Candice Wyatt (born 8 October 1982) is an Australian journalist and news presenter for Melbourne's Ten Eyewitness News. She has worked for the broadcaster since October 2010.

Career
After graduating from VCE in the rural Victorian town of Terang Candice Wyatt completed a Bachelor of Arts Journalism at Deakin University in Geelong. From 2003–2005 Candice worked at Melbourne’s Werribee Times newspaper. In 2006 she moved interstate and began her broadcast journalism career at TNT a Seven Network affiliated TV station in Tasmania. While in Tasmania she reported on the Beaconsfield Mine Disaster which made international news headlines. In 2008 she moved to ABC Ballarat where she later became the Senior Journalist for the ABC rural bureau.

> _ENTRIES_
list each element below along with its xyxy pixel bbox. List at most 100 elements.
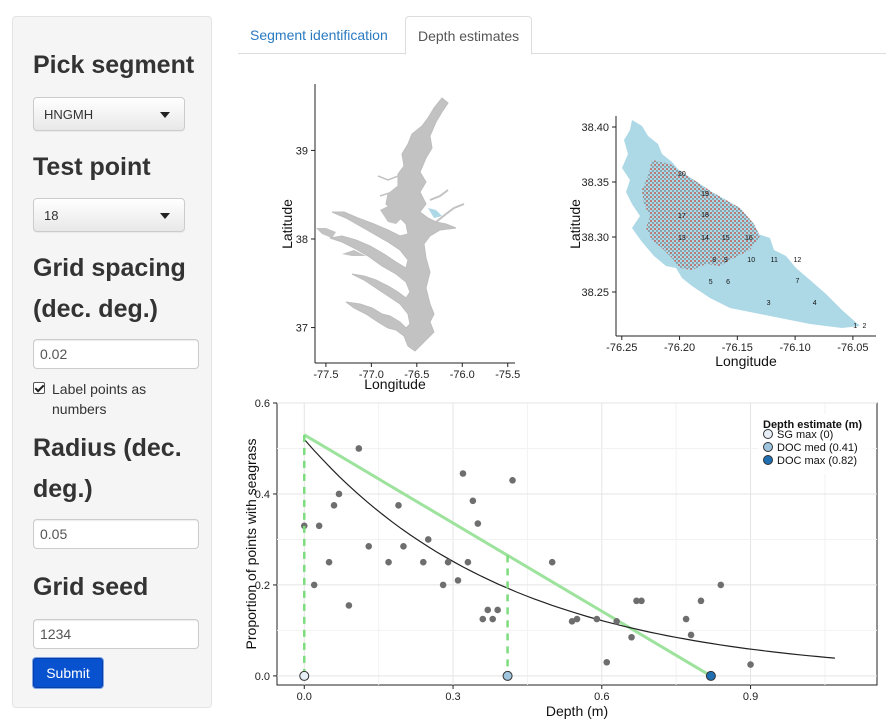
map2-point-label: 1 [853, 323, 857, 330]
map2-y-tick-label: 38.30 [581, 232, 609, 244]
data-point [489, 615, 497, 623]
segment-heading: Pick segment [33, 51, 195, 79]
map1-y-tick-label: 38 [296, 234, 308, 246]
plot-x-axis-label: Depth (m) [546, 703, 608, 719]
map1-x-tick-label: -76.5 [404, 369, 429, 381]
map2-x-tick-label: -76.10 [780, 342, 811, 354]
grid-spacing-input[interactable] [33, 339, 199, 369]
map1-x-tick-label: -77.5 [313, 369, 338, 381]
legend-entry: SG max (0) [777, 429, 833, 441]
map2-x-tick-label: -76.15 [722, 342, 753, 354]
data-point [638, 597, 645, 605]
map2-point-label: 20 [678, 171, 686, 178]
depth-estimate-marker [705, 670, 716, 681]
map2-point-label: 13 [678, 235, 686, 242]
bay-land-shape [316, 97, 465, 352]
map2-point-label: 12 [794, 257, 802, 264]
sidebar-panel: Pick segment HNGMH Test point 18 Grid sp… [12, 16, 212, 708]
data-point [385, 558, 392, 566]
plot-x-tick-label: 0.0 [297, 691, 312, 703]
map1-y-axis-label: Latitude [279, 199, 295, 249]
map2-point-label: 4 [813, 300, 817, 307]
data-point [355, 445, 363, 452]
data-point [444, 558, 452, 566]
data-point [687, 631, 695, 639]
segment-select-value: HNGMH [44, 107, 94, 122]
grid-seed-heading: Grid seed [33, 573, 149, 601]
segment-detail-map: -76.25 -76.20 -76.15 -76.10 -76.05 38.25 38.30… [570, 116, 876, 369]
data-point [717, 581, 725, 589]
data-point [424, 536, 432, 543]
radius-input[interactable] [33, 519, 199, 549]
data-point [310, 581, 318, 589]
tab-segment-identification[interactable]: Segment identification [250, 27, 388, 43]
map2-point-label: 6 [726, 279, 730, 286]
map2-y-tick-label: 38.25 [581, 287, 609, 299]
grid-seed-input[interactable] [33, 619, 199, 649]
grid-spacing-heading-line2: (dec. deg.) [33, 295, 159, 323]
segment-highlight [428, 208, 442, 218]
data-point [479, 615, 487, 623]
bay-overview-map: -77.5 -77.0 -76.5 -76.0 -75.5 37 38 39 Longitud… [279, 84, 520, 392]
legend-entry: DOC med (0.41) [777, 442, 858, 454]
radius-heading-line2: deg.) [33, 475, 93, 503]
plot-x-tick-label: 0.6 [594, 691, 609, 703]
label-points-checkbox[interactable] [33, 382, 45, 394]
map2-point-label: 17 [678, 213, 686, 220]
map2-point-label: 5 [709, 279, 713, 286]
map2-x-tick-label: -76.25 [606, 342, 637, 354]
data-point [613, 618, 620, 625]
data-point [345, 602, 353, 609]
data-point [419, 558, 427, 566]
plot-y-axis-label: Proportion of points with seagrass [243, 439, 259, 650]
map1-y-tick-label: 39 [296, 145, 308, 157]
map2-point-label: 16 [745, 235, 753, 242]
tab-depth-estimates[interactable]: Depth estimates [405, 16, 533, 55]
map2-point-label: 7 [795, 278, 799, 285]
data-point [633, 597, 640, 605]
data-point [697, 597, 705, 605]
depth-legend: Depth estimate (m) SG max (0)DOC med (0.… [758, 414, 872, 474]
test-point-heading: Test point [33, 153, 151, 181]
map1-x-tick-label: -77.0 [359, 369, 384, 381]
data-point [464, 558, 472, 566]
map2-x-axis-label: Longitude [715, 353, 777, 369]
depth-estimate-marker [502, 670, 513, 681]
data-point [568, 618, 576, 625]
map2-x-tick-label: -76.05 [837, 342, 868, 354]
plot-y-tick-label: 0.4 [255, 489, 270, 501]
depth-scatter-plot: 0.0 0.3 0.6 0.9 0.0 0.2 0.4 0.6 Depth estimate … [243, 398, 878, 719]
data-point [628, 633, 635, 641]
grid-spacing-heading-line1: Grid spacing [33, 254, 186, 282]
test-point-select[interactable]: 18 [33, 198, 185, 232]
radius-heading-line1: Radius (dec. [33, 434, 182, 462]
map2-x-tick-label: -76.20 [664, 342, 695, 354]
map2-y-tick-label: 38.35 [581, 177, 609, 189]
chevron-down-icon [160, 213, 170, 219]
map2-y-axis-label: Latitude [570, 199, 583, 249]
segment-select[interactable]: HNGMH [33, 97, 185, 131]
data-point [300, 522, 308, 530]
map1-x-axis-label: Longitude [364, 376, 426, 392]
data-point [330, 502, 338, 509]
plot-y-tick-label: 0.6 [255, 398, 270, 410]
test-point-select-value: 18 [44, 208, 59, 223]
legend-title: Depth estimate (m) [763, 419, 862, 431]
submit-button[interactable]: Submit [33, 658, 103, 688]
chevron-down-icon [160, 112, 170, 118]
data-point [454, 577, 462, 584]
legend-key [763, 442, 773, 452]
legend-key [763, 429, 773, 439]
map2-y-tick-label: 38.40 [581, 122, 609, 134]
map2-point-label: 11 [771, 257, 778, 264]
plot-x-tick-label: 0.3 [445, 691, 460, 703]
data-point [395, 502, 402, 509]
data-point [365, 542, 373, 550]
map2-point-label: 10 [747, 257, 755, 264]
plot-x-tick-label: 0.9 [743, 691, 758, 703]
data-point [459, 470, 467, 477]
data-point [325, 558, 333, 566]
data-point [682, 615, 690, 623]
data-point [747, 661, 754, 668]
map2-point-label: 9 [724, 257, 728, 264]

> _DIRECTIONS_
Copy the part of the Candice Wyatt profile that opens with the words containing "Candice Wyatt (born" and closes with "since October 2010.", swapping "news presenter" for "newsreader".

> _FINISHED TASK_
Candice Wyatt (born 8 October 1982) is an Australian journalist and newsreader for Melbourne's Ten Eyewitness News. She has worked for the broadcaster since October 2010.